WRITTEN REQUEST: Output every entry exactly as written, but omit the pictures.

═══ ITEMS ═══

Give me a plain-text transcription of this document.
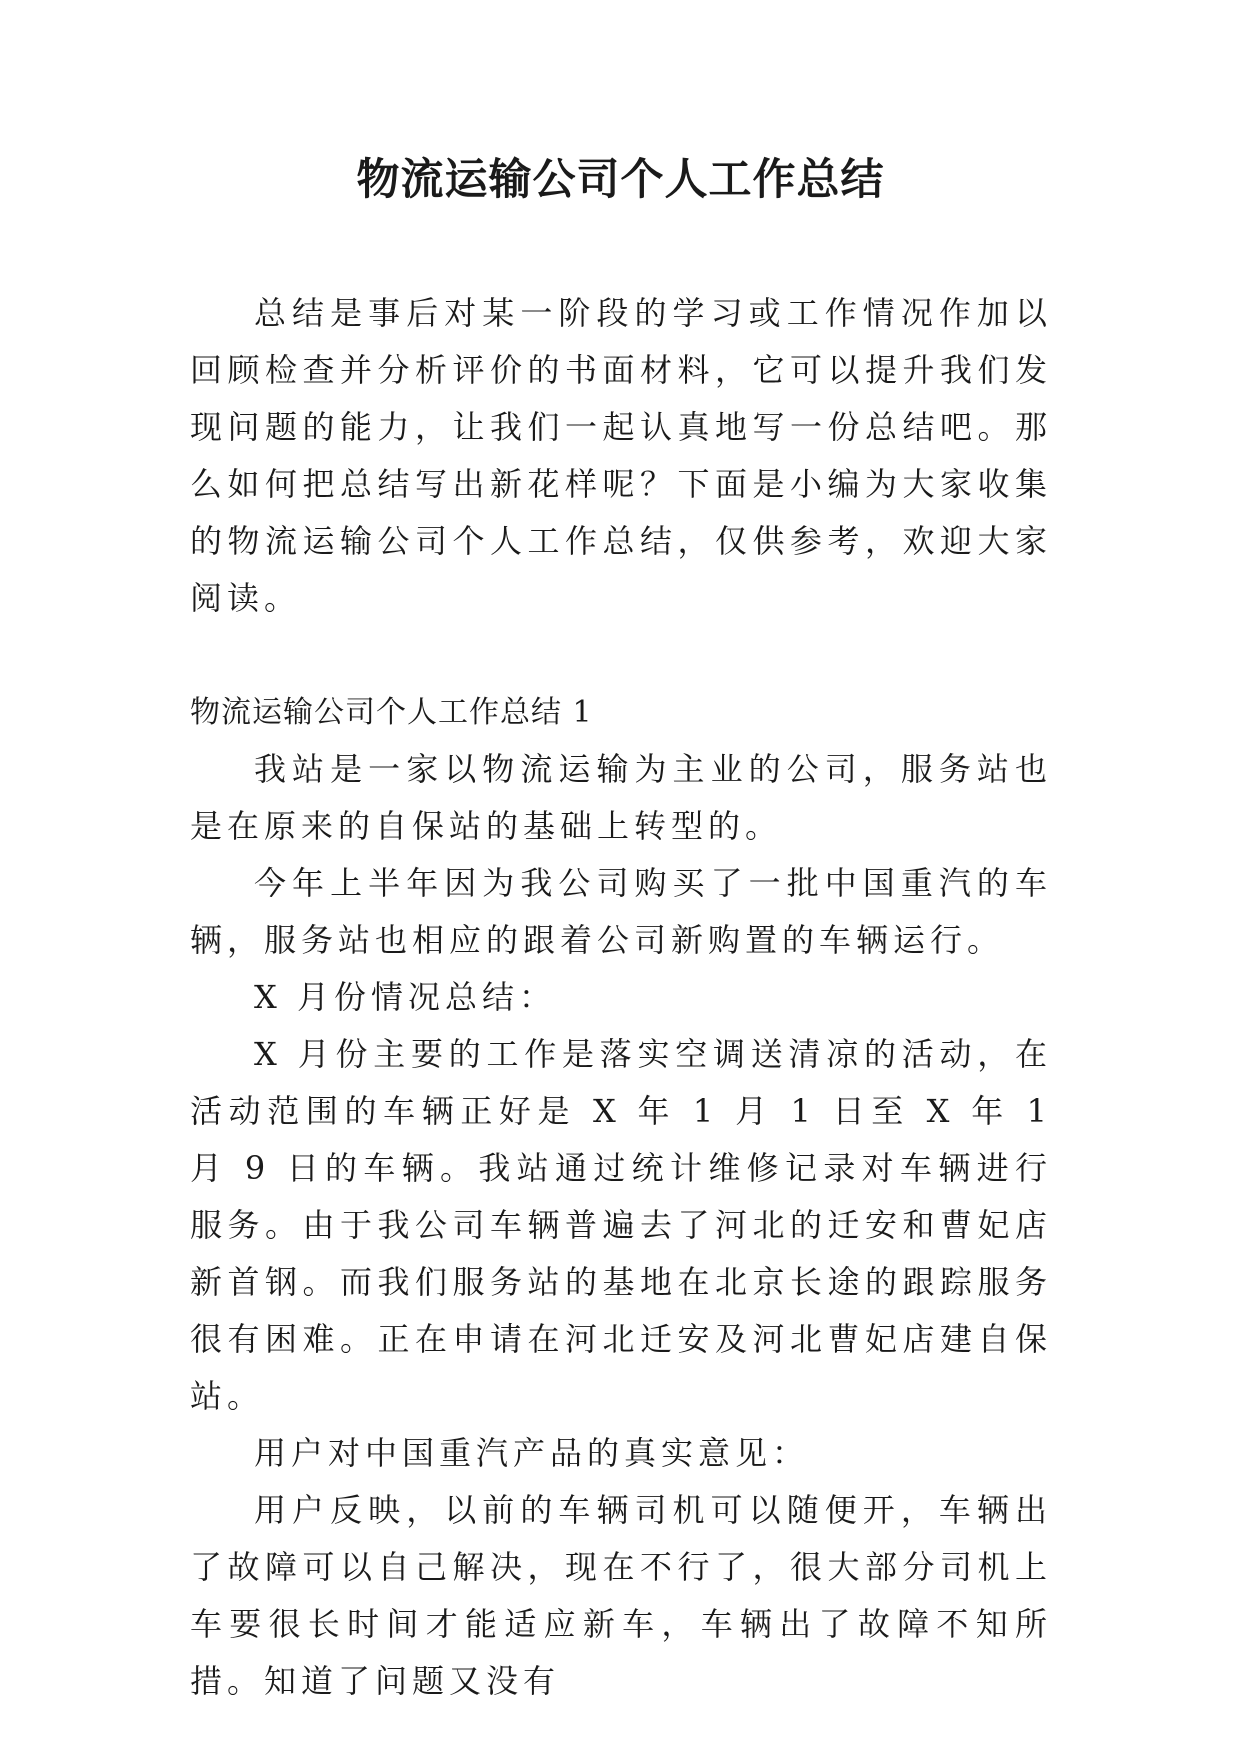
物流运输公司个人工作总结

总结是事后对某一阶段的学习或工作情况作加以回顾检查并分析评价的书面材料，它可以提升我们发现问题的能力，让我们一起认真地写一份总结吧。那么如何把总结写出新花样呢？下面是小编为大家收集的物流运输公司个人工作总结，仅供参考，欢迎大家阅读。

物流运输公司个人工作总结 1

我站是一家以物流运输为主业的公司，服务站也是在原来的自保站的基础上转型的。

今年上半年因为我公司购买了一批中国重汽的车辆，服务站也相应的跟着公司新购置的车辆运行。

X 月份情况总结：

X 月份主要的工作是落实空调送清凉的活动，在活动范围的车辆正好是 X 年 1 月 1 日至 X 年 1 月 9 日的车辆。我站通过统计维修记录对车辆进行服务。由于我公司车辆普遍去了河北的迁安和曹妃店新首钢。而我们服务站的基地在北京长途的跟踪服务很有困难。正在申请在河北迁安及河北曹妃店建自保站。

用户对中国重汽产品的真实意见：

用户反映，以前的车辆司机可以随便开，车辆出了故障可以自己解决，现在不行了，很大部分司机上车要很长时间才能适应新车，车辆出了故障不知所措。知道了问题又没有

═══

TASK RESULT:
Give me a plain-text transcription of this document.
物流运输公司个人工作总结

总结是事后对某一阶段的学习或工作情况作加以回顾检查并分析评价的书面材料，它可以提升我们发现问题的能力，让我们一起认真地写一份总结吧。那么如何把总结写出新花样呢？下面是小编为大家收集的物流运输公司个人工作总结，仅供参考，欢迎大家阅读。

物流运输公司个人工作总结 1

我站是一家以物流运输为主业的公司，服务站也是在原来的自保站的基础上转型的。

今年上半年因为我公司购买了一批中国重汽的车辆，服务站也相应的跟着公司新购置的车辆运行。

X 月份情况总结：

X 月份主要的工作是落实空调送清凉的活动，在活动范围的车辆正好是 X 年 1 月 1 日至 X 年 1 月 9 日的车辆。我站通过统计维修记录对车辆进行服务。由于我公司车辆普遍去了河北的迁安和曹妃店新首钢。而我们服务站的基地在北京长途的跟踪服务很有困难。正在申请在河北迁安及河北曹妃店建自保站。

用户对中国重汽产品的真实意见：

用户反映，以前的车辆司机可以随便开，车辆出了故障可以自己解决，现在不行了，很大部分司机上车要很长时间才能适应新车，车辆出了故障不知所措。知道了问题又没有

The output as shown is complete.